Stored data entries:
(begin)
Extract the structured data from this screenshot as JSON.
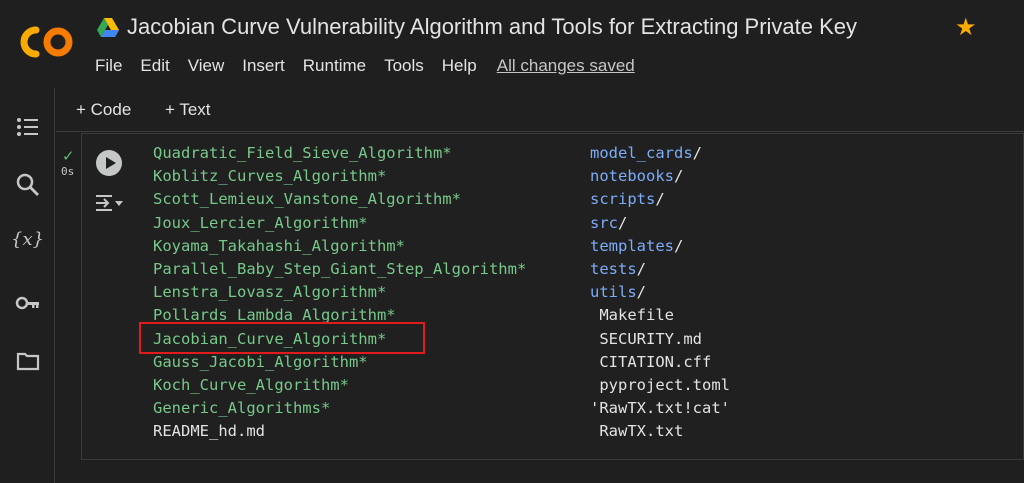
{
  "header": {
    "title": "Jacobian Curve Vulnerability Algorithm and Tools for Extracting Private Key",
    "logo_text": "CO",
    "menu": [
      "File",
      "Edit",
      "View",
      "Insert",
      "Runtime",
      "Tools",
      "Help"
    ],
    "save_status": "All changes saved"
  },
  "toolbar": {
    "add_code": "+ Code",
    "add_text": "+ Text"
  },
  "cell": {
    "exec_time": "0s",
    "left_column": [
      {
        "text": "Quadratic_Field_Sieve_Algorithm*",
        "color": "green"
      },
      {
        "text": "Koblitz_Curves_Algorithm*",
        "color": "green"
      },
      {
        "text": "Scott_Lemieux_Vanstone_Algorithm*",
        "color": "green"
      },
      {
        "text": "Joux_Lercier_Algorithm*",
        "color": "green"
      },
      {
        "text": "Koyama_Takahashi_Algorithm*",
        "color": "green"
      },
      {
        "text": "Parallel_Baby_Step_Giant_Step_Algorithm*",
        "color": "green"
      },
      {
        "text": "Lenstra_Lovasz_Algorithm*",
        "color": "green"
      },
      {
        "text": "Pollards_Lambda_Algorithm*",
        "color": "green"
      },
      {
        "text": "Jacobian_Curve_Algorithm*",
        "color": "green"
      },
      {
        "text": "Gauss_Jacobi_Algorithm*",
        "color": "green"
      },
      {
        "text": "Koch_Curve_Algorithm*",
        "color": "green"
      },
      {
        "text": "Generic_Algorithms*",
        "color": "green"
      },
      {
        "text": "README_hd.md",
        "color": "white"
      }
    ],
    "right_column": [
      {
        "name": "model_cards",
        "suffix": "/",
        "color": "blue"
      },
      {
        "name": "notebooks",
        "suffix": "/",
        "color": "blue"
      },
      {
        "name": "scripts",
        "suffix": "/",
        "color": "blue"
      },
      {
        "name": "src",
        "suffix": "/",
        "color": "blue"
      },
      {
        "name": "templates",
        "suffix": "/",
        "color": "blue"
      },
      {
        "name": "tests",
        "suffix": "/",
        "color": "blue"
      },
      {
        "name": "utils",
        "suffix": "/",
        "color": "blue"
      },
      {
        "name": " Makefile",
        "suffix": "",
        "color": "white"
      },
      {
        "name": " SECURITY.md",
        "suffix": "",
        "color": "white"
      },
      {
        "name": " CITATION.cff",
        "suffix": "",
        "color": "white"
      },
      {
        "name": " pyproject.toml",
        "suffix": "",
        "color": "white"
      },
      {
        "name": "'RawTX.txt!cat'",
        "suffix": "",
        "color": "white"
      },
      {
        "name": " RawTX.txt",
        "suffix": "",
        "color": "white"
      }
    ],
    "highlighted_item": "Jacobian_Curve_Algorithm*"
  },
  "colors": {
    "accent_star": "#f9ab00",
    "highlight_border": "#e01b1b",
    "executable": "#77c98a",
    "directory": "#7cacf8"
  }
}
(end)
EXERCISE AIM –
Return to the listing above and set it down exactly, leaving out its pictures.

FULL OUTPUT –
Extract the structured data from this screenshot as JSON.
{
  "header": {
    "title": "Jacobian Curve Vulnerability Algorithm and Tools for Extracting Private Key",
    "logo_text": "CO",
    "menu": [
      "File",
      "Edit",
      "View",
      "Insert",
      "Runtime",
      "Tools",
      "Help"
    ],
    "save_status": "All changes saved"
  },
  "toolbar": {
    "add_code": "+ Code",
    "add_text": "+ Text"
  },
  "cell": {
    "exec_time": "0s",
    "left_column": [
      {
        "text": "Quadratic_Field_Sieve_Algorithm*",
        "color": "green"
      },
      {
        "text": "Koblitz_Curves_Algorithm*",
        "color": "green"
      },
      {
        "text": "Scott_Lemieux_Vanstone_Algorithm*",
        "color": "green"
      },
      {
        "text": "Joux_Lercier_Algorithm*",
        "color": "green"
      },
      {
        "text": "Koyama_Takahashi_Algorithm*",
        "color": "green"
      },
      {
        "text": "Parallel_Baby_Step_Giant_Step_Algorithm*",
        "color": "green"
      },
      {
        "text": "Lenstra_Lovasz_Algorithm*",
        "color": "green"
      },
      {
        "text": "Pollards_Lambda_Algorithm*",
        "color": "green"
      },
      {
        "text": "Jacobian_Curve_Algorithm*",
        "color": "green"
      },
      {
        "text": "Gauss_Jacobi_Algorithm*",
        "color": "green"
      },
      {
        "text": "Koch_Curve_Algorithm*",
        "color": "green"
      },
      {
        "text": "Generic_Algorithms*",
        "color": "green"
      },
      {
        "text": "README_hd.md",
        "color": "white"
      }
    ],
    "right_column": [
      {
        "name": "model_cards",
        "suffix": "/",
        "color": "blue"
      },
      {
        "name": "notebooks",
        "suffix": "/",
        "color": "blue"
      },
      {
        "name": "scripts",
        "suffix": "/",
        "color": "blue"
      },
      {
        "name": "src",
        "suffix": "/",
        "color": "blue"
      },
      {
        "name": "templates",
        "suffix": "/",
        "color": "blue"
      },
      {
        "name": "tests",
        "suffix": "/",
        "color": "blue"
      },
      {
        "name": "utils",
        "suffix": "/",
        "color": "blue"
      },
      {
        "name": " Makefile",
        "suffix": "",
        "color": "white"
      },
      {
        "name": " SECURITY.md",
        "suffix": "",
        "color": "white"
      },
      {
        "name": " CITATION.cff",
        "suffix": "",
        "color": "white"
      },
      {
        "name": " pyproject.toml",
        "suffix": "",
        "color": "white"
      },
      {
        "name": "'RawTX.txt!cat'",
        "suffix": "",
        "color": "white"
      },
      {
        "name": " RawTX.txt",
        "suffix": "",
        "color": "white"
      }
    ],
    "highlighted_item": "Jacobian_Curve_Algorithm*"
  },
  "colors": {
    "accent_star": "#f9ab00",
    "highlight_border": "#e01b1b",
    "executable": "#77c98a",
    "directory": "#7cacf8"
  }
}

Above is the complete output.